■ Written task ■
Find every line below that contains the word "Private" and copy it out.
* Start Record excerpts *
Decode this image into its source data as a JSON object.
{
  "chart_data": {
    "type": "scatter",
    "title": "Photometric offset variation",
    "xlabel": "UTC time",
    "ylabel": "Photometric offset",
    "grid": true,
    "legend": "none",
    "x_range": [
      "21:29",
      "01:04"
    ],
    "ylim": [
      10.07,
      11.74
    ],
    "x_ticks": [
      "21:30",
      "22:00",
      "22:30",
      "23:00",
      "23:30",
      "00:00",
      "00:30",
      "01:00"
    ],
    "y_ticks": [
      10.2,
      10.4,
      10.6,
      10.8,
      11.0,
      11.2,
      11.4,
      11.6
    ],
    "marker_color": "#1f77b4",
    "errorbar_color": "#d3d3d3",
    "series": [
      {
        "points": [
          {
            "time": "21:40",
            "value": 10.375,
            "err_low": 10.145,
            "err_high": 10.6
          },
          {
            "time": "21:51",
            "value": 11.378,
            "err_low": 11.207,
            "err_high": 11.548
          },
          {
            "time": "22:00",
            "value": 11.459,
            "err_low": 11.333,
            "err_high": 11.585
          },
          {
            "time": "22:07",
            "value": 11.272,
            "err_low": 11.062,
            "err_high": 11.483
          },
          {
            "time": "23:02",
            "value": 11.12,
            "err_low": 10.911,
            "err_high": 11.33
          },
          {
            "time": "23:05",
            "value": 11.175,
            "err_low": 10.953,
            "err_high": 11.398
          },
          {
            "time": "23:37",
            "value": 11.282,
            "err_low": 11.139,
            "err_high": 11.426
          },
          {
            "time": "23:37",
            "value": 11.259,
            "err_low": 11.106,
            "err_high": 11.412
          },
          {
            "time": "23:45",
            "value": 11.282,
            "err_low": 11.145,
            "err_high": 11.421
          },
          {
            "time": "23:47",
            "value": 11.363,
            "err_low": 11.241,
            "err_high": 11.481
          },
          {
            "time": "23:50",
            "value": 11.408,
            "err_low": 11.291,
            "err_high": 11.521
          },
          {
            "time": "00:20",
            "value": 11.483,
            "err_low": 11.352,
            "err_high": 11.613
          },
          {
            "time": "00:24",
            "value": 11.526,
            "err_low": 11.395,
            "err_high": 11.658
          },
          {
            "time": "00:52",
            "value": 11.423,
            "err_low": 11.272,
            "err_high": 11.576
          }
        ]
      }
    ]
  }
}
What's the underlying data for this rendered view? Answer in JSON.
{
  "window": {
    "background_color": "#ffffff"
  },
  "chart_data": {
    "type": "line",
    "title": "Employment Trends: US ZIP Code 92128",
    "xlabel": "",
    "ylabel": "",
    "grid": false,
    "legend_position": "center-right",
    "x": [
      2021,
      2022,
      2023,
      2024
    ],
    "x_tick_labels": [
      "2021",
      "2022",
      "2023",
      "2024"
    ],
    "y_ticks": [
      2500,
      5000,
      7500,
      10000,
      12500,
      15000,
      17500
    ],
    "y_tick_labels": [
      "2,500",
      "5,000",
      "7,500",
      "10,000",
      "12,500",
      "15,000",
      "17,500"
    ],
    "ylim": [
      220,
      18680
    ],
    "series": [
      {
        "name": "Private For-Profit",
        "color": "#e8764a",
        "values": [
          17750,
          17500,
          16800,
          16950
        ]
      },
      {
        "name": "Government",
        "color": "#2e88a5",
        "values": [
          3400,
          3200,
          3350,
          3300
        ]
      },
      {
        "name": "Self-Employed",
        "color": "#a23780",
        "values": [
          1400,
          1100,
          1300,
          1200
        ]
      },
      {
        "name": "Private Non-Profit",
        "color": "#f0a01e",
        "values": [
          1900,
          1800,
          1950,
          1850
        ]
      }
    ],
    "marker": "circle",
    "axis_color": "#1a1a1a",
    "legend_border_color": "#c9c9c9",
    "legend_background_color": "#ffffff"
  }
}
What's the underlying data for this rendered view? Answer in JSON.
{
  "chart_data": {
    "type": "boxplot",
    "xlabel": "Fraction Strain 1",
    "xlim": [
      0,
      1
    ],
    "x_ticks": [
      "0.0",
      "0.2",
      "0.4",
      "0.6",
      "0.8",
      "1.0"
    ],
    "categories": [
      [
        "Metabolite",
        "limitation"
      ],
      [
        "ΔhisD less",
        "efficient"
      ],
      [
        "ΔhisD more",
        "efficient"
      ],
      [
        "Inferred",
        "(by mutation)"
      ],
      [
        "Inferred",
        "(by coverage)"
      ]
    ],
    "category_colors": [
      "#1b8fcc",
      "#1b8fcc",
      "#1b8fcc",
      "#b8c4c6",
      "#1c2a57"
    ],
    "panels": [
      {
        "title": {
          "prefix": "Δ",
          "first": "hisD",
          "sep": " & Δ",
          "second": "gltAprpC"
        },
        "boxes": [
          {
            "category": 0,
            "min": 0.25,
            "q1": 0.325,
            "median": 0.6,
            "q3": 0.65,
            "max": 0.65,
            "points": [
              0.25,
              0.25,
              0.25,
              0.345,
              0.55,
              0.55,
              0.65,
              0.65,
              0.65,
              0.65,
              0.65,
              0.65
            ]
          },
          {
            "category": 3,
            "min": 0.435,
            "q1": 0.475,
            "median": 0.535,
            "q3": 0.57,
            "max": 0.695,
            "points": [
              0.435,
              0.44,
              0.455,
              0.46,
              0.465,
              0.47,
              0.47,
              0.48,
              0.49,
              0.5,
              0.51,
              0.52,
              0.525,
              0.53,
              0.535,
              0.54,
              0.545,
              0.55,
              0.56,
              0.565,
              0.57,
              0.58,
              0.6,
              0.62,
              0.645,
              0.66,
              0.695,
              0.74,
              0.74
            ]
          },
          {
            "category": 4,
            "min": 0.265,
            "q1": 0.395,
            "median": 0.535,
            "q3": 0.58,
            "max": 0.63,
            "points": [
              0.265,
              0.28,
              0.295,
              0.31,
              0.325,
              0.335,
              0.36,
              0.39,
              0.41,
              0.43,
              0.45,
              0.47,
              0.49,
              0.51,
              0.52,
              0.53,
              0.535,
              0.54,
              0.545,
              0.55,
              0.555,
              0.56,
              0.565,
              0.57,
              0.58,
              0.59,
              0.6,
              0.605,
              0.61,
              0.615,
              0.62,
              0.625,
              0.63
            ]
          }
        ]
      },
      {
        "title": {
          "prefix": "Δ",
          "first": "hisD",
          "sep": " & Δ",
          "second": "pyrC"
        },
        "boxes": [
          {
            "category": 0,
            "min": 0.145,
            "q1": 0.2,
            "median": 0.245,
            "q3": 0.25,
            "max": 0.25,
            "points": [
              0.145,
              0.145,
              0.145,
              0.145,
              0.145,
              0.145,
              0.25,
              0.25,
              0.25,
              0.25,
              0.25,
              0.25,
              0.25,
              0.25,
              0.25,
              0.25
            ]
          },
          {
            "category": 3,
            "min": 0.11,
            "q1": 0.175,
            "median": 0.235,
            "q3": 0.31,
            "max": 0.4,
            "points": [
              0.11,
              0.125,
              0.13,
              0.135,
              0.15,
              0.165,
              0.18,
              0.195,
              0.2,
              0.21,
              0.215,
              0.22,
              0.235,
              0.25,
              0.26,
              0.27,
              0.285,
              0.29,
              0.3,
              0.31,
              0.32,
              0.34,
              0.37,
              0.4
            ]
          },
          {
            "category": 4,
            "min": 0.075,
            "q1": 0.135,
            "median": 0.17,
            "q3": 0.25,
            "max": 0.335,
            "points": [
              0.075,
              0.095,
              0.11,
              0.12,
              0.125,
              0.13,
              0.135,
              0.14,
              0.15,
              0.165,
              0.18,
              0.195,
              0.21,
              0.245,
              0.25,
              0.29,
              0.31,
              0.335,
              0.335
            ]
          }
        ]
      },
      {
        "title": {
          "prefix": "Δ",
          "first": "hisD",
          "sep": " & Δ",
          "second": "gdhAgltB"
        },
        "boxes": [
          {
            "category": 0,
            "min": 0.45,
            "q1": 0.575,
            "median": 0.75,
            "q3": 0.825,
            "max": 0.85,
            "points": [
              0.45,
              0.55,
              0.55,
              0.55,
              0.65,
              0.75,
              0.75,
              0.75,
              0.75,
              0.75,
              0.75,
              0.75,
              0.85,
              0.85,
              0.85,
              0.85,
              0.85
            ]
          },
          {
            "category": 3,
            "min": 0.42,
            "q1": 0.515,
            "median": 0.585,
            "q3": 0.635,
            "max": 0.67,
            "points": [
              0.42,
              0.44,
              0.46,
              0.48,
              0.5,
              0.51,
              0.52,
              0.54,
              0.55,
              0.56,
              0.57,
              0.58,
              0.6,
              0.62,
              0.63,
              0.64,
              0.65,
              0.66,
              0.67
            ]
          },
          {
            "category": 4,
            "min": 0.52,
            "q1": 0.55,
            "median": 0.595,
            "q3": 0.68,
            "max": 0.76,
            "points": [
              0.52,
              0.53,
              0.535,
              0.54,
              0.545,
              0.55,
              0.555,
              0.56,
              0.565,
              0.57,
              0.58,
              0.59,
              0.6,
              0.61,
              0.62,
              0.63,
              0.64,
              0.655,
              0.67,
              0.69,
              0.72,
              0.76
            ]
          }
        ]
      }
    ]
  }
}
* End Record excerpts *
■ Complete answer ■
        "name": "Private For-Profit",
        "name": "Private Non-Profit",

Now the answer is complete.